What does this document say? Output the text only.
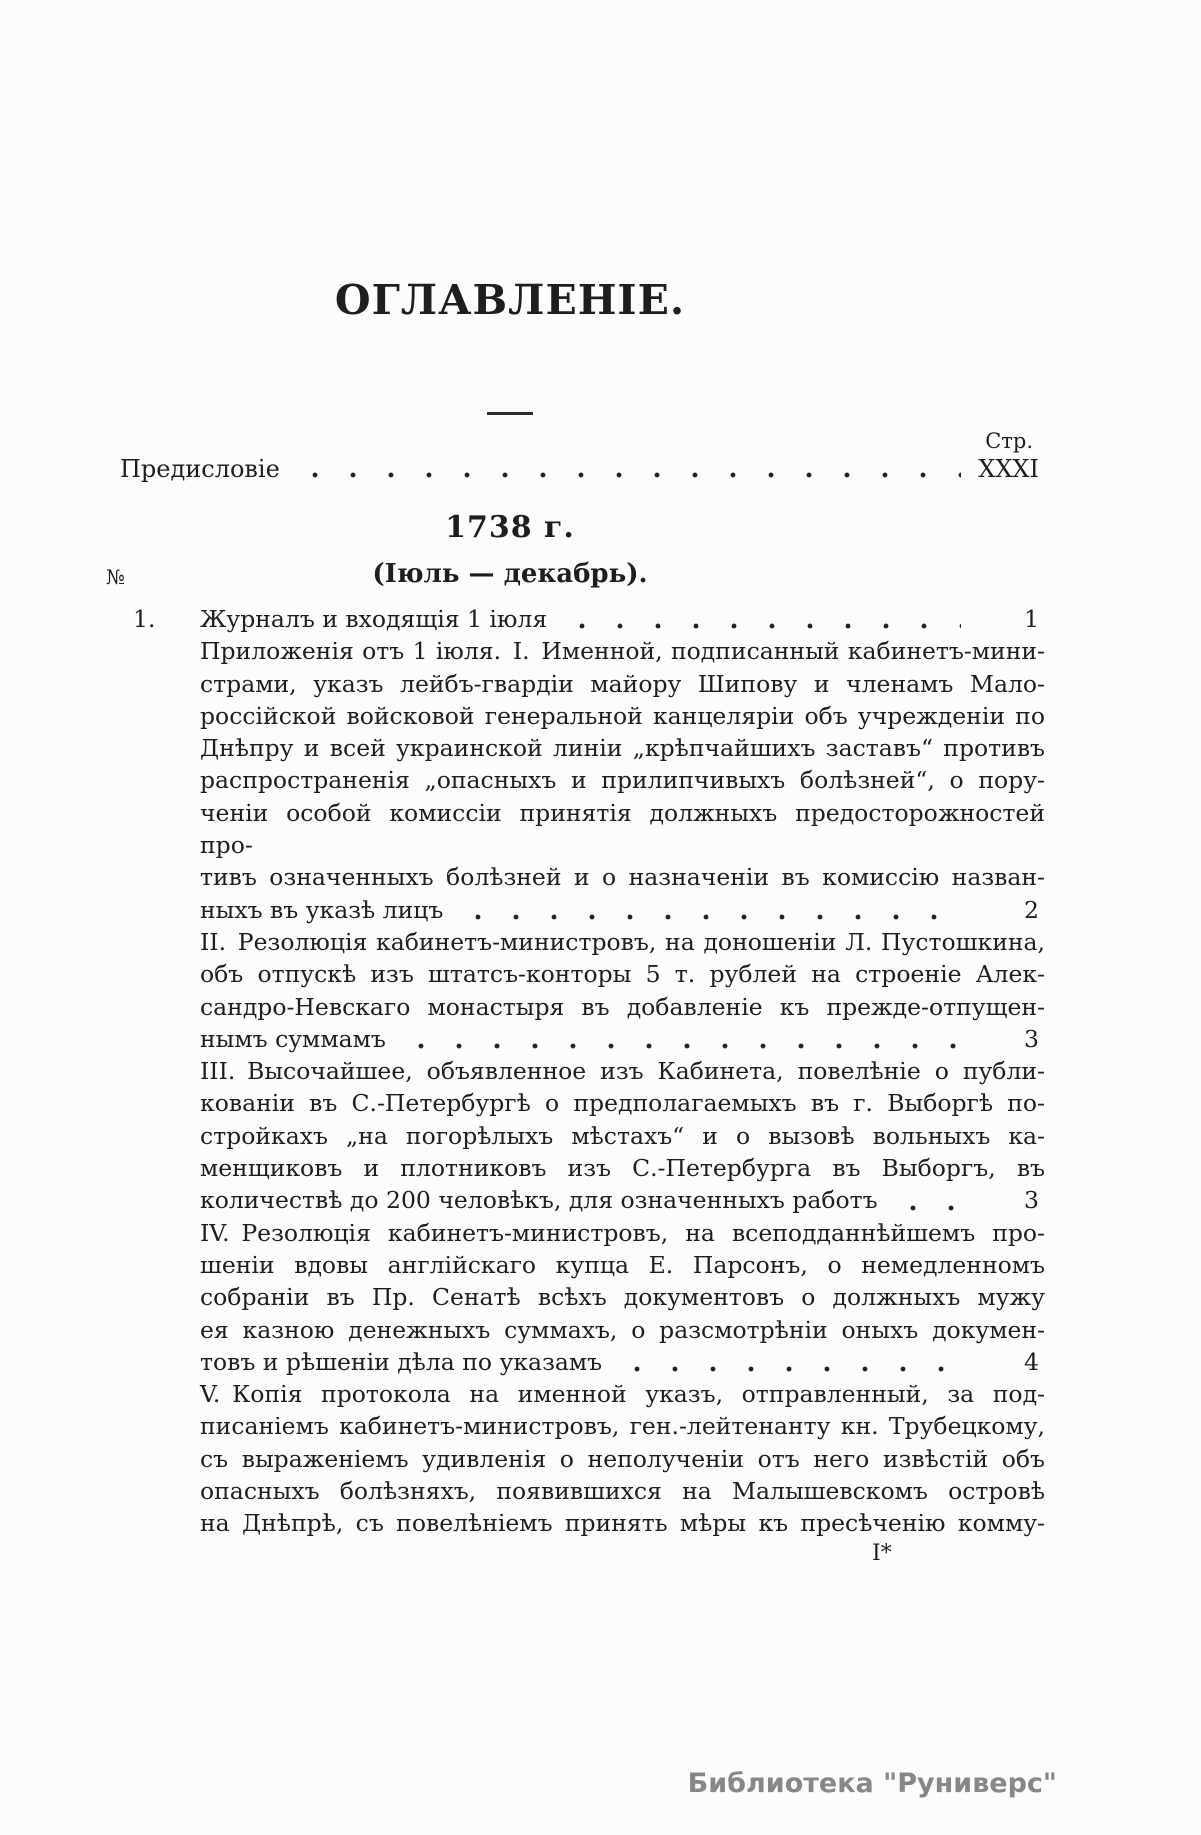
ОГЛАВЛЕНІЕ.
Стр.
Предисловіе	XXXI
1738 г.
№	(Іюль — декабрь).
1.	Журналъ и входящія 1 іюля	1
Приложенія отъ 1 іюля. I. Именной, подписанный кабинетъ-мини-
страми, указъ лейбъ-гвардіи майору Шипову и членамъ Мало-
россійской войсковой генеральной канцеляріи объ учрежденіи по
Днѣпру и всей украинской линіи „крѣпчайшихъ заставъ“ противъ
распространенія „опасныхъ и прилипчивыхъ болѣзней“, о пору-
ченіи особой комиссіи принятія должныхъ предосторожностей про-
тивъ означенныхъ болѣзней и о назначеніи въ комиссію назван-
ныхъ въ указѣ лицъ	2
II. Резолюція кабинетъ-министровъ, на доношеніи Л. Пустошкина,
объ отпускѣ изъ штатсъ-конторы 5 т. рублей на строеніе Алек-
сандро-Невскаго монастыря въ добавленіе къ прежде-отпущен-
нымъ суммамъ	3
III. Высочайшее, объявленное изъ Кабинета, повелѣніе о публи-
кованіи въ С.-Петербургѣ о предполагаемыхъ въ г. Выборгѣ по-
стройкахъ „на погорѣлыхъ мѣстахъ“ и о вызовѣ вольныхъ ка-
менщиковъ и плотниковъ изъ С.-Петербурга въ Выборгъ, въ
количествѣ до 200 человѣкъ, для означенныхъ работъ	3
IV. Резолюція кабинетъ-министровъ, на всеподданнѣйшемъ про-
шеніи вдовы англійскаго купца Е. Парсонъ, о немедленномъ
собраніи въ Пр. Сенатѣ всѣхъ документовъ о должныхъ мужу
ея казною денежныхъ суммахъ, о разсмотрѣніи оныхъ докумен-
товъ и рѣшеніи дѣла по указамъ	4
V. Копія протокола на именной указъ, отправленный, за под-
писаніемъ кабинетъ-министровъ, ген.-лейтенанту кн. Трубецкому,
съ выраженіемъ удивленія о неполученіи отъ него извѣстій объ
опасныхъ болѣзняхъ, появившихся на Малышевскомъ островѣ
на Днѣпрѣ, съ повелѣніемъ принять мѣры къ пресѣченію комму-
I*
Библиотека "Руниверс"
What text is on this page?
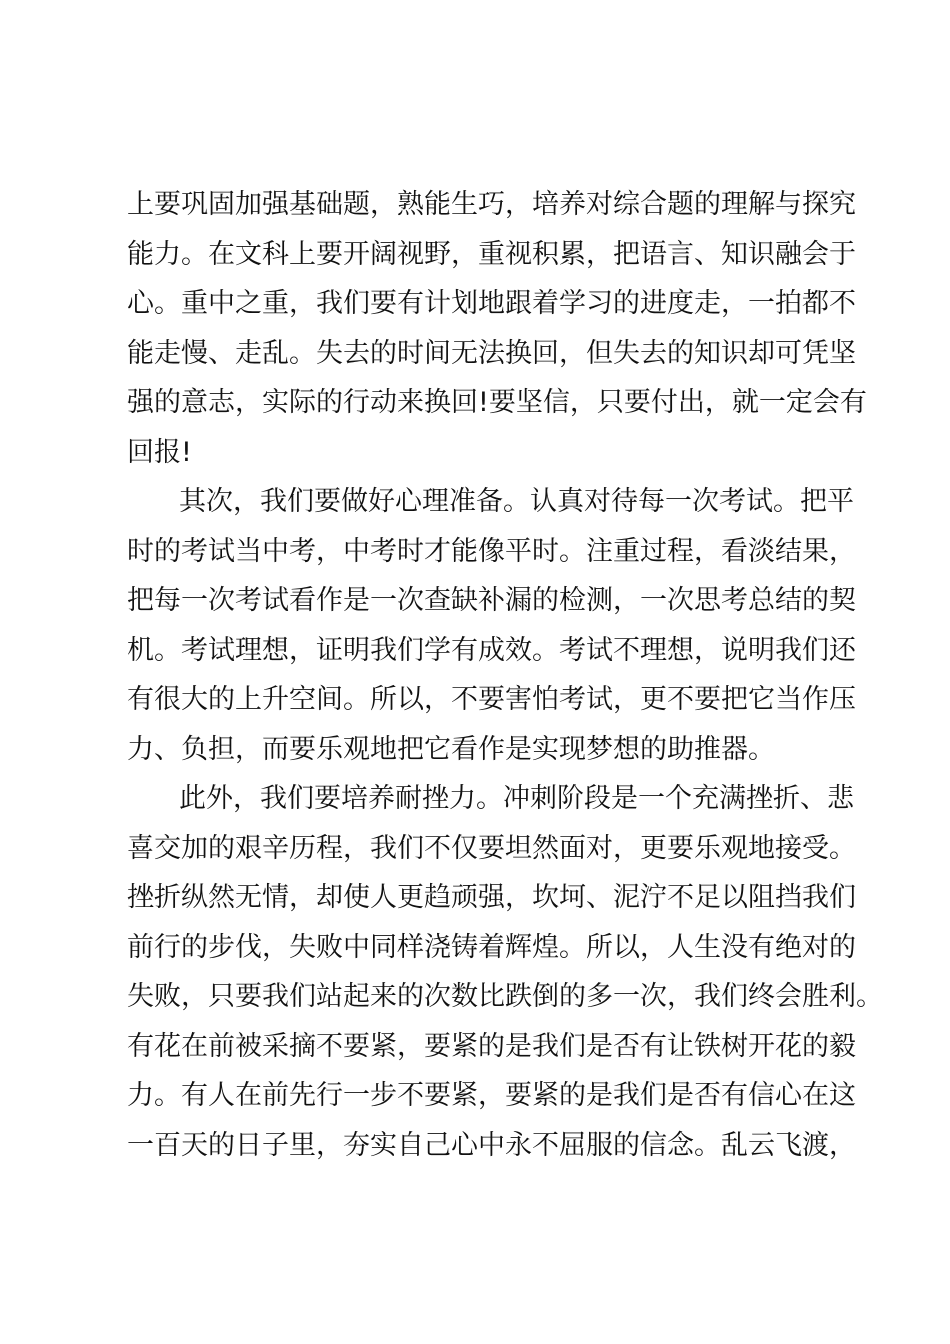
上要巩固加强基础题，熟能生巧，培养对综合题的理解与探究
能力。在文科上要开阔视野，重视积累，把语言、知识融会于
心。重中之重，我们要有计划地跟着学习的进度走，一拍都不
能走慢、走乱。失去的时间无法换回，但失去的知识却可凭坚
强的意志，实际的行动来换回!要坚信，只要付出，就一定会有
回报!
其次，我们要做好心理准备。认真对待每一次考试。把平
时的考试当中考，中考时才能像平时。注重过程，看淡结果，
把每一次考试看作是一次查缺补漏的检测，一次思考总结的契
机。考试理想，证明我们学有成效。考试不理想，说明我们还
有很大的上升空间。所以，不要害怕考试，更不要把它当作压
力、负担，而要乐观地把它看作是实现梦想的助推器。
此外，我们要培养耐挫力。冲刺阶段是一个充满挫折、悲
喜交加的艰辛历程，我们不仅要坦然面对，更要乐观地接受。
挫折纵然无情，却使人更趋顽强，坎坷、泥泞不足以阻挡我们
前行的步伐，失败中同样浇铸着辉煌。所以，人生没有绝对的
失败，只要我们站起来的次数比跌倒的多一次，我们终会胜利。
有花在前被采摘不要紧，要紧的是我们是否有让铁树开花的毅
力。有人在前先行一步不要紧，要紧的是我们是否有信心在这
一百天的日子里，夯实自己心中永不屈服的信念。乱云飞渡，
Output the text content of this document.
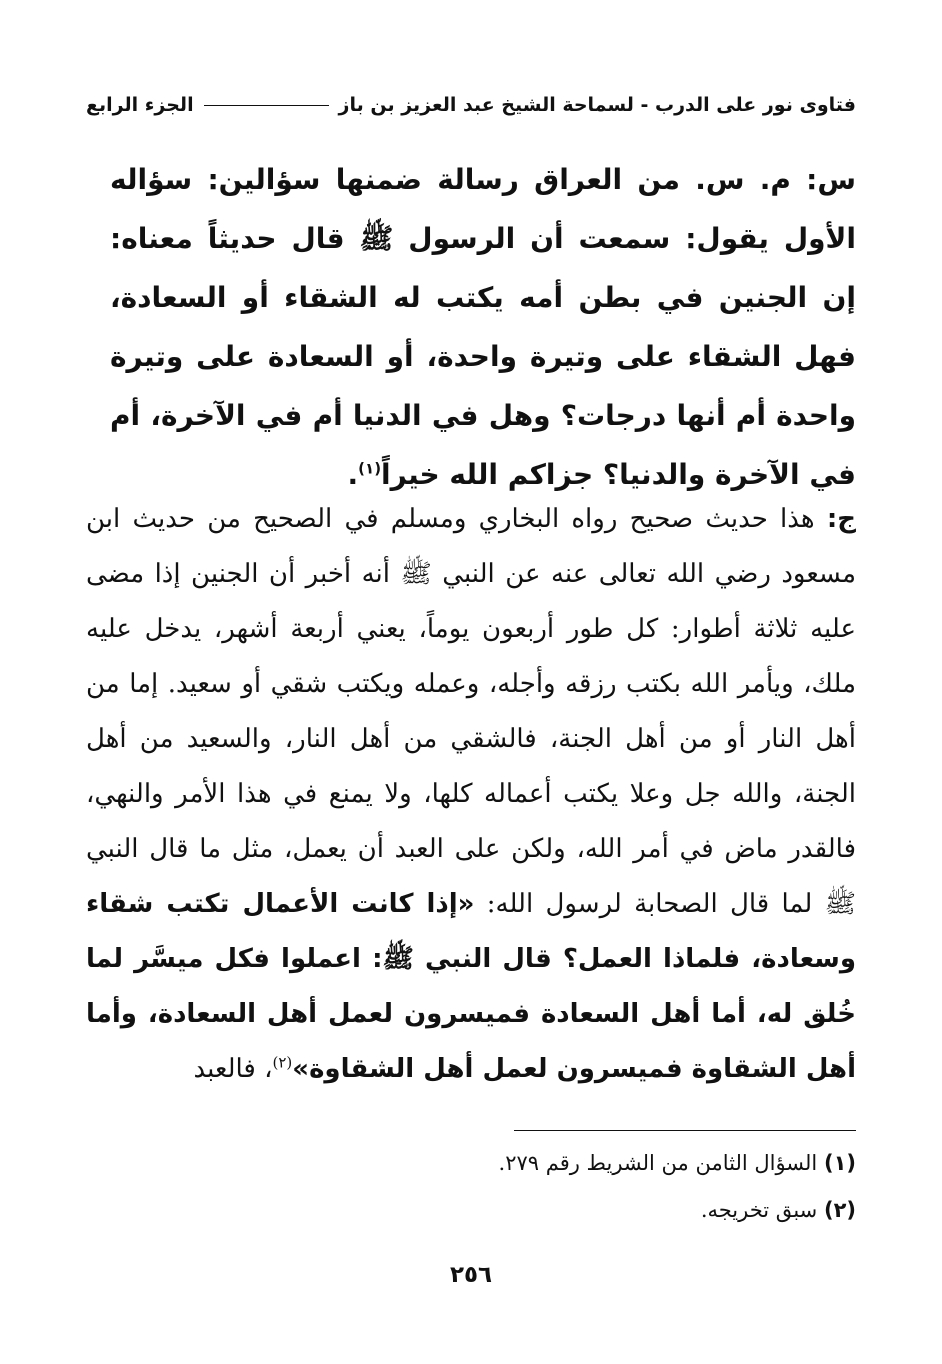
فتاوى نور على الدرب - لسماحة الشيخ عبد العزيز بن باز
الجزء الرابع
س: م. س. من العراق رسالة ضمنها سؤالين: سؤاله الأول يقول: سمعت أن الرسول ﷺ قال حديثاً معناه: إن الجنين في بطن أمه يكتب له الشقاء أو السعادة، فهل الشقاء على وتيرة واحدة، أو السعادة على وتيرة واحدة أم أنها درجات؟ وهل في الدنيا أم في الآخرة، أم في الآخرة والدنيا؟ جزاكم الله خيراً$^{(١)}$.
ج: هذا حديث صحيح رواه البخاري ومسلم في الصحيح من حديث ابن مسعود رضي الله تعالى عنه عن النبي ﷺ أنه أخبر أن الجنين إذا مضى عليه ثلاثة أطوار: كل طور أربعون يوماً، يعني أربعة أشهر، يدخل عليه ملك، ويأمر الله بكتب رزقه وأجله، وعمله ويكتب شقي أو سعيد. إما من أهل النار أو من أهل الجنة، فالشقي من أهل النار، والسعيد من أهل الجنة، والله جل وعلا يكتب أعماله كلها، ولا يمنع في هذا الأمر والنهي، فالقدر ماض في أمر الله، ولكن على العبد أن يعمل، مثل ما قال النبي ﷺ لما قال الصحابة لرسول الله: «إذا كانت الأعمال تكتب شقاء وسعادة، فلماذا العمل؟ قال النبي ﷺ: اعملوا فكل ميسَّر لما خُلق له، أما أهل السعادة فميسرون لعمل أهل السعادة، وأما أهل الشقاوة فميسرون لعمل أهل الشقاوة»$^{(٢)}$، فالعبد
(١) السؤال الثامن من الشريط رقم ٢٧٩.
(٢) سبق تخريجه.
٢٥٦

• • • • •

◆ To do ◆
Each entry gets copied exactly; the pictures stay out.

◆ Solution for this task ◆
What does this document say? Output the text only.
ОГЛАВЛЕНІЕ.
Стр.
Предисловіе	XXXI
1738 г.
№	(Іюль — декабрь).
1.	Журналъ и входящія 1 іюля	1
Приложенія отъ 1 іюля. I. Именной, подписанный кабинетъ-мини-
страми, указъ лейбъ-гвардіи майору Шипову и членамъ Мало-
россійской войсковой генеральной канцеляріи объ учрежденіи по
Днѣпру и всей украинской линіи „крѣпчайшихъ заставъ“ противъ
распространенія „опасныхъ и прилипчивыхъ болѣзней“, о пору-
ченіи особой комиссіи принятія должныхъ предосторожностей про-
тивъ означенныхъ болѣзней и о назначеніи въ комиссію назван-
ныхъ въ указѣ лицъ	2
II. Резолюція кабинетъ-министровъ, на доношеніи Л. Пустошкина,
объ отпускѣ изъ штатсъ-конторы 5 т. рублей на строеніе Алек-
сандро-Невскаго монастыря въ добавленіе къ прежде-отпущен-
нымъ суммамъ	3
III. Высочайшее, объявленное изъ Кабинета, повелѣніе о публи-
кованіи въ С.-Петербургѣ о предполагаемыхъ въ г. Выборгѣ по-
стройкахъ „на погорѣлыхъ мѣстахъ“ и о вызовѣ вольныхъ ка-
менщиковъ и плотниковъ изъ С.-Петербурга въ Выборгъ, въ
количествѣ до 200 человѣкъ, для означенныхъ работъ	3
IV. Резолюція кабинетъ-министровъ, на всеподданнѣйшемъ про-
шеніи вдовы англійскаго купца Е. Парсонъ, о немедленномъ
собраніи въ Пр. Сенатѣ всѣхъ документовъ о должныхъ мужу
ея казною денежныхъ суммахъ, о разсмотрѣніи оныхъ докумен-
товъ и рѣшеніи дѣла по указамъ	4
V. Копія протокола на именной указъ, отправленный, за под-
писаніемъ кабинетъ-министровъ, ген.-лейтенанту кн. Трубецкому,
съ выраженіемъ удивленія о неполученіи отъ него извѣстій объ
опасныхъ болѣзняхъ, появившихся на Малышевскомъ островѣ
на Днѣпрѣ, съ повелѣніемъ принять мѣры къ пресѣченію комму-
I*
Библиотека "Руниверс"
What text is on this page?
上要巩固加强基础题，熟能生巧，培养对综合题的理解与探究
能力。在文科上要开阔视野，重视积累，把语言、知识融会于
心。重中之重，我们要有计划地跟着学习的进度走，一拍都不
能走慢、走乱。失去的时间无法换回，但失去的知识却可凭坚
强的意志，实际的行动来换回!要坚信，只要付出，就一定会有
回报!
其次，我们要做好心理准备。认真对待每一次考试。把平
时的考试当中考，中考时才能像平时。注重过程，看淡结果，
把每一次考试看作是一次查缺补漏的检测，一次思考总结的契
机。考试理想，证明我们学有成效。考试不理想，说明我们还
有很大的上升空间。所以，不要害怕考试，更不要把它当作压
力、负担，而要乐观地把它看作是实现梦想的助推器。
此外，我们要培养耐挫力。冲刺阶段是一个充满挫折、悲
喜交加的艰辛历程，我们不仅要坦然面对，更要乐观地接受。
挫折纵然无情，却使人更趋顽强，坎坷、泥泞不足以阻挡我们
前行的步伐，失败中同样浇铸着辉煌。所以，人生没有绝对的
失败，只要我们站起来的次数比跌倒的多一次，我们终会胜利。
有花在前被采摘不要紧，要紧的是我们是否有让铁树开花的毅
力。有人在前先行一步不要紧，要紧的是我们是否有信心在这
一百天的日子里，夯实自己心中永不屈服的信念。乱云飞渡，
Output the text content of this document.
فتاوى نور على الدرب - لسماحة الشيخ عبد العزيز بن باز
الجزء الرابع
س: م. س. من العراق رسالة ضمنها سؤالين: سؤاله الأول يقول: سمعت أن الرسول ﷺ قال حديثاً معناه: إن الجنين في بطن أمه يكتب له الشقاء أو السعادة، فهل الشقاء على وتيرة واحدة، أو السعادة على وتيرة واحدة أم أنها درجات؟ وهل في الدنيا أم في الآخرة، أم في الآخرة والدنيا؟ جزاكم الله خيراً$^{(١)}$.
ج: هذا حديث صحيح رواه البخاري ومسلم في الصحيح من حديث ابن مسعود رضي الله تعالى عنه عن النبي ﷺ أنه أخبر أن الجنين إذا مضى عليه ثلاثة أطوار: كل طور أربعون يوماً، يعني أربعة أشهر، يدخل عليه ملك، ويأمر الله بكتب رزقه وأجله، وعمله ويكتب شقي أو سعيد. إما من أهل النار أو من أهل الجنة، فالشقي من أهل النار، والسعيد من أهل الجنة، والله جل وعلا يكتب أعماله كلها، ولا يمنع في هذا الأمر والنهي، فالقدر ماض في أمر الله، ولكن على العبد أن يعمل، مثل ما قال النبي ﷺ لما قال الصحابة لرسول الله: «إذا كانت الأعمال تكتب شقاء وسعادة، فلماذا العمل؟ قال النبي ﷺ: اعملوا فكل ميسَّر لما خُلق له، أما أهل السعادة فميسرون لعمل أهل السعادة، وأما أهل الشقاوة فميسرون لعمل أهل الشقاوة»$^{(٢)}$، فالعبد
(١) السؤال الثامن من الشريط رقم ٢٧٩.
(٢) سبق تخريجه.
٢٥٦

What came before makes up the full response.